### STATED PROBLEM:
Everything in the listing except the pictures should be written out exactly.

(Stored data)
********

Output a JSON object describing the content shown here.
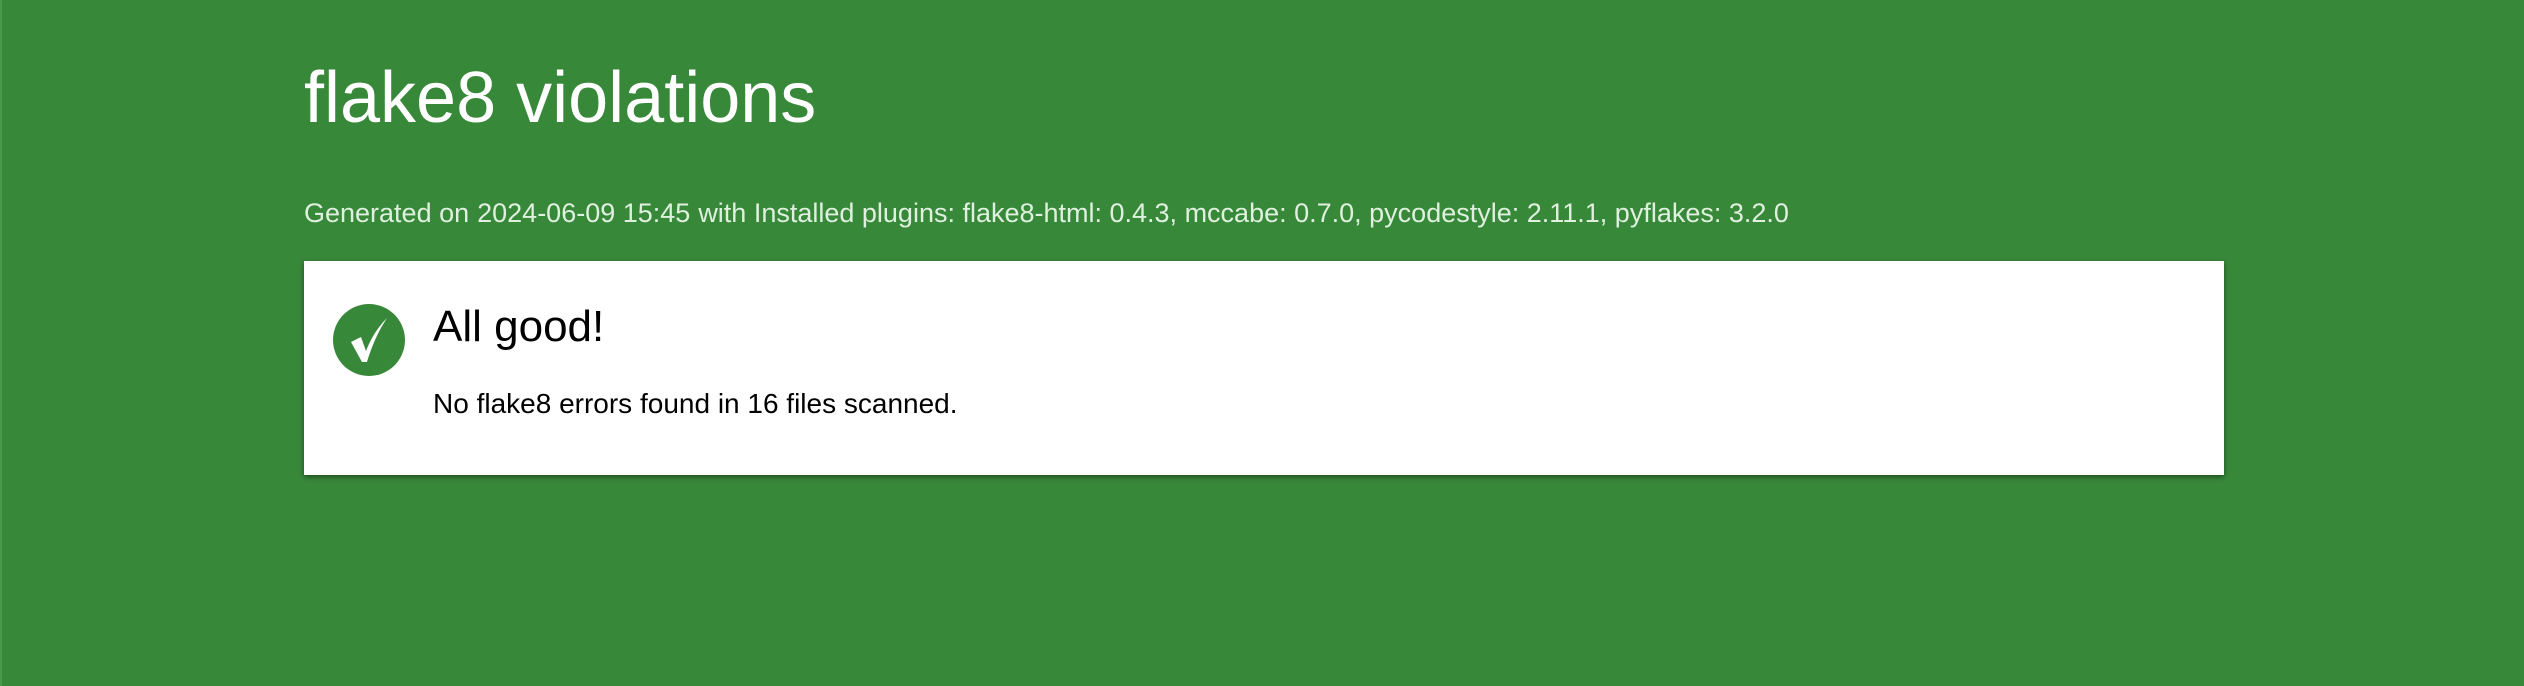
{
  "page": {
    "title": "flake8 violations",
    "generated_prefix": "Generated on",
    "generated_date": "2024-06-09 15:45",
    "plugins_text": "with Installed plugins: flake8-html: 0.4.3, mccabe: 0.7.0, pycodestyle: 2.11.1, pyflakes: 3.2.0"
  },
  "result": {
    "icon": "checkmark-icon",
    "heading": "All good!",
    "message": "No flake8 errors found in 16 files scanned."
  },
  "colors": {
    "background": "#38883a",
    "card": "#ffffff",
    "badge": "#38883a"
  }
}
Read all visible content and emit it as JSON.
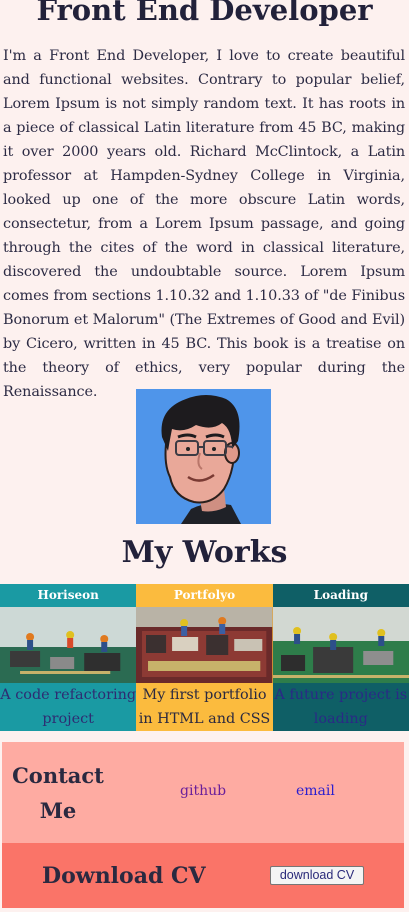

********

### RESULT OF THE TASK:
Output a JSON object describing the content shown here.
{
  "page": {
    "title": "flake8 violations",
    "generated_prefix": "Generated on",
    "generated_date": "2024-06-09 15:45",
    "plugins_text": "with Installed plugins: flake8-html: 0.4.3, mccabe: 0.7.0, pycodestyle: 2.11.1, pyflakes: 3.2.0"
  },
  "result": {
    "icon": "checkmark-icon",
    "heading": "All good!",
    "message": "No flake8 errors found in 16 files scanned."
  },
  "colors": {
    "background": "#38883a",
    "card": "#ffffff",
    "badge": "#38883a"
  }
}
Read all visible content and emit it as JSON.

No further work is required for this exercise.